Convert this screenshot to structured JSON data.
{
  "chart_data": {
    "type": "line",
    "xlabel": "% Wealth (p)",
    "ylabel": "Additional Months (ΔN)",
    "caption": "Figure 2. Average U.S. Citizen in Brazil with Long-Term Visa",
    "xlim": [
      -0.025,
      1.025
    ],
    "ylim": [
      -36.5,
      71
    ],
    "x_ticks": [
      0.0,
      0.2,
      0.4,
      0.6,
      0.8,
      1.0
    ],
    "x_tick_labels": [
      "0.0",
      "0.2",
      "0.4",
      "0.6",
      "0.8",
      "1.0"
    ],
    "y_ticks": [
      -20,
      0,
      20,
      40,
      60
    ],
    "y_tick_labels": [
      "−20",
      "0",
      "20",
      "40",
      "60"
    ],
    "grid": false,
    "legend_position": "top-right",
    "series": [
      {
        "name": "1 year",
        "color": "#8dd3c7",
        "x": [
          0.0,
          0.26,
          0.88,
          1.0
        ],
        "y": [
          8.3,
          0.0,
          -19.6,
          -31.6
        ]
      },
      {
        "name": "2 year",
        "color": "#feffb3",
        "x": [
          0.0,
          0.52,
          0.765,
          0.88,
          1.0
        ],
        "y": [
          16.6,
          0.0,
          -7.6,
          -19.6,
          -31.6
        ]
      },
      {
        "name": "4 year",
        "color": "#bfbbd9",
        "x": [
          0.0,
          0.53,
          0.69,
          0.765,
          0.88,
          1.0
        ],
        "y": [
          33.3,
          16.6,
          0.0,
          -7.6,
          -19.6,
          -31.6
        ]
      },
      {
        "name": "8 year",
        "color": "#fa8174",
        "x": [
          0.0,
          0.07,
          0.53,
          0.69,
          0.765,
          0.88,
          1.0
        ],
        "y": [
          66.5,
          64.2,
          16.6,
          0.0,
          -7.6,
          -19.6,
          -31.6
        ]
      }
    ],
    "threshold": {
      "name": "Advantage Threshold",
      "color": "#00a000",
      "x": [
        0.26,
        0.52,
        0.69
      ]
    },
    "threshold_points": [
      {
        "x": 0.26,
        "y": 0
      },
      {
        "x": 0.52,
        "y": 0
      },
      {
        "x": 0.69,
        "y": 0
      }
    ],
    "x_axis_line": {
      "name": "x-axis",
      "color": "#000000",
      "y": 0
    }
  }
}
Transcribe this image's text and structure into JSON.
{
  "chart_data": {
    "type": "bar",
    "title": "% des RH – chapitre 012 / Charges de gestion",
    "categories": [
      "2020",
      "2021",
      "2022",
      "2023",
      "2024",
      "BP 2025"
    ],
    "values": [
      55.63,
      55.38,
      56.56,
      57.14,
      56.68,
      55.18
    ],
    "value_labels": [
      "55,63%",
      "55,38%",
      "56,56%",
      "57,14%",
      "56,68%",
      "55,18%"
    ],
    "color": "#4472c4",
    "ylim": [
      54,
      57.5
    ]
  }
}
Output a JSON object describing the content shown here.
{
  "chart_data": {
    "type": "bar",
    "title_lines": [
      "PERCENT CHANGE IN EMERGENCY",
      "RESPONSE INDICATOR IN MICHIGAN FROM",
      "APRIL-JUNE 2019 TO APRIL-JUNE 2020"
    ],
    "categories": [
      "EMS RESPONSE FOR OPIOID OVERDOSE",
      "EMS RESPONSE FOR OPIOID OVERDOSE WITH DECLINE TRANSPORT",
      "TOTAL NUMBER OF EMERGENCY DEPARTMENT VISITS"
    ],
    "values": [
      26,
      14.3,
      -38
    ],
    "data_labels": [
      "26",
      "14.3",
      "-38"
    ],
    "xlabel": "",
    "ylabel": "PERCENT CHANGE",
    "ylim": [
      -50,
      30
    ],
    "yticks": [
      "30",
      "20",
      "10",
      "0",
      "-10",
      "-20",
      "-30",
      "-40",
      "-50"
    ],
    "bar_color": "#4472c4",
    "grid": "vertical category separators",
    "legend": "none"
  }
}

--------------------------------------------------

=== GIVEN TASK ===
Make an exact copy of the material above.

=== OUTPUT OF THE TASK ===
Convert this screenshot to structured JSON data.
{
  "chart_data": {
    "type": "line",
    "xlabel": "% Wealth (p)",
    "ylabel": "Additional Months (ΔN)",
    "caption": "Figure 2. Average U.S. Citizen in Brazil with Long-Term Visa",
    "xlim": [
      -0.025,
      1.025
    ],
    "ylim": [
      -36.5,
      71
    ],
    "x_ticks": [
      0.0,
      0.2,
      0.4,
      0.6,
      0.8,
      1.0
    ],
    "x_tick_labels": [
      "0.0",
      "0.2",
      "0.4",
      "0.6",
      "0.8",
      "1.0"
    ],
    "y_ticks": [
      -20,
      0,
      20,
      40,
      60
    ],
    "y_tick_labels": [
      "−20",
      "0",
      "20",
      "40",
      "60"
    ],
    "grid": false,
    "legend_position": "top-right",
    "series": [
      {
        "name": "1 year",
        "color": "#8dd3c7",
        "x": [
          0.0,
          0.26,
          0.88,
          1.0
        ],
        "y": [
          8.3,
          0.0,
          -19.6,
          -31.6
        ]
      },
      {
        "name": "2 year",
        "color": "#feffb3",
        "x": [
          0.0,
          0.52,
          0.765,
          0.88,
          1.0
        ],
        "y": [
          16.6,
          0.0,
          -7.6,
          -19.6,
          -31.6
        ]
      },
      {
        "name": "4 year",
        "color": "#bfbbd9",
        "x": [
          0.0,
          0.53,
          0.69,
          0.765,
          0.88,
          1.0
        ],
        "y": [
          33.3,
          16.6,
          0.0,
          -7.6,
          -19.6,
          -31.6
        ]
      },
      {
        "name": "8 year",
        "color": "#fa8174",
        "x": [
          0.0,
          0.07,
          0.53,
          0.69,
          0.765,
          0.88,
          1.0
        ],
        "y": [
          66.5,
          64.2,
          16.6,
          0.0,
          -7.6,
          -19.6,
          -31.6
        ]
      }
    ],
    "threshold": {
      "name": "Advantage Threshold",
      "color": "#00a000",
      "x": [
        0.26,
        0.52,
        0.69
      ]
    },
    "threshold_points": [
      {
        "x": 0.26,
        "y": 0
      },
      {
        "x": 0.52,
        "y": 0
      },
      {
        "x": 0.69,
        "y": 0
      }
    ],
    "x_axis_line": {
      "name": "x-axis",
      "color": "#000000",
      "y": 0
    }
  }
}
Transcribe this image's text and structure into JSON.
{
  "chart_data": {
    "type": "bar",
    "title": "% des RH – chapitre 012 / Charges de gestion",
    "categories": [
      "2020",
      "2021",
      "2022",
      "2023",
      "2024",
      "BP 2025"
    ],
    "values": [
      55.63,
      55.38,
      56.56,
      57.14,
      56.68,
      55.18
    ],
    "value_labels": [
      "55,63%",
      "55,38%",
      "56,56%",
      "57,14%",
      "56,68%",
      "55,18%"
    ],
    "color": "#4472c4",
    "ylim": [
      54,
      57.5
    ]
  }
}
Output a JSON object describing the content shown here.
{
  "chart_data": {
    "type": "bar",
    "title_lines": [
      "PERCENT CHANGE IN EMERGENCY",
      "RESPONSE INDICATOR IN MICHIGAN FROM",
      "APRIL-JUNE 2019 TO APRIL-JUNE 2020"
    ],
    "categories": [
      "EMS RESPONSE FOR OPIOID OVERDOSE",
      "EMS RESPONSE FOR OPIOID OVERDOSE WITH DECLINE TRANSPORT",
      "TOTAL NUMBER OF EMERGENCY DEPARTMENT VISITS"
    ],
    "values": [
      26,
      14.3,
      -38
    ],
    "data_labels": [
      "26",
      "14.3",
      "-38"
    ],
    "xlabel": "",
    "ylabel": "PERCENT CHANGE",
    "ylim": [
      -50,
      30
    ],
    "yticks": [
      "30",
      "20",
      "10",
      "0",
      "-10",
      "-20",
      "-30",
      "-40",
      "-50"
    ],
    "bar_color": "#4472c4",
    "grid": "vertical category separators",
    "legend": "none"
  }
}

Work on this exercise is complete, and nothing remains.